◆ LISTING
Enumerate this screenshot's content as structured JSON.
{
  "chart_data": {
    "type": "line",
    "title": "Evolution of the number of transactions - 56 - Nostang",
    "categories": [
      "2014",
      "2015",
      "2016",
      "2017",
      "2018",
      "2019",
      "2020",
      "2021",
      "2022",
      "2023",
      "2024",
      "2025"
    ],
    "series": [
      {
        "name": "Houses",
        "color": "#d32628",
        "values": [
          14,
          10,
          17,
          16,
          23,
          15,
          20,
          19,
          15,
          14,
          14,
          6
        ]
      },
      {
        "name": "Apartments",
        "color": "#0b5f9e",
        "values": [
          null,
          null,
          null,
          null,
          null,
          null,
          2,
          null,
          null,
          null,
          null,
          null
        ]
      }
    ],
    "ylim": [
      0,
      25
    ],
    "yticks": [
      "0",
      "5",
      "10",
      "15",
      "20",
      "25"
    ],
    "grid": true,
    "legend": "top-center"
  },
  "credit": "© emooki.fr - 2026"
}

◆ TASK INSTRUCTIONS
Your task is to repeat the data exactly; please include every line.

◆ EXPECTED ANSWER
Enumerate this screenshot's content as structured JSON.
{
  "chart_data": {
    "type": "line",
    "title": "Evolution of the number of transactions - 56 - Nostang",
    "categories": [
      "2014",
      "2015",
      "2016",
      "2017",
      "2018",
      "2019",
      "2020",
      "2021",
      "2022",
      "2023",
      "2024",
      "2025"
    ],
    "series": [
      {
        "name": "Houses",
        "color": "#d32628",
        "values": [
          14,
          10,
          17,
          16,
          23,
          15,
          20,
          19,
          15,
          14,
          14,
          6
        ]
      },
      {
        "name": "Apartments",
        "color": "#0b5f9e",
        "values": [
          null,
          null,
          null,
          null,
          null,
          null,
          2,
          null,
          null,
          null,
          null,
          null
        ]
      }
    ],
    "ylim": [
      0,
      25
    ],
    "yticks": [
      "0",
      "5",
      "10",
      "15",
      "20",
      "25"
    ],
    "grid": true,
    "legend": "top-center"
  },
  "credit": "© emooki.fr - 2026"
}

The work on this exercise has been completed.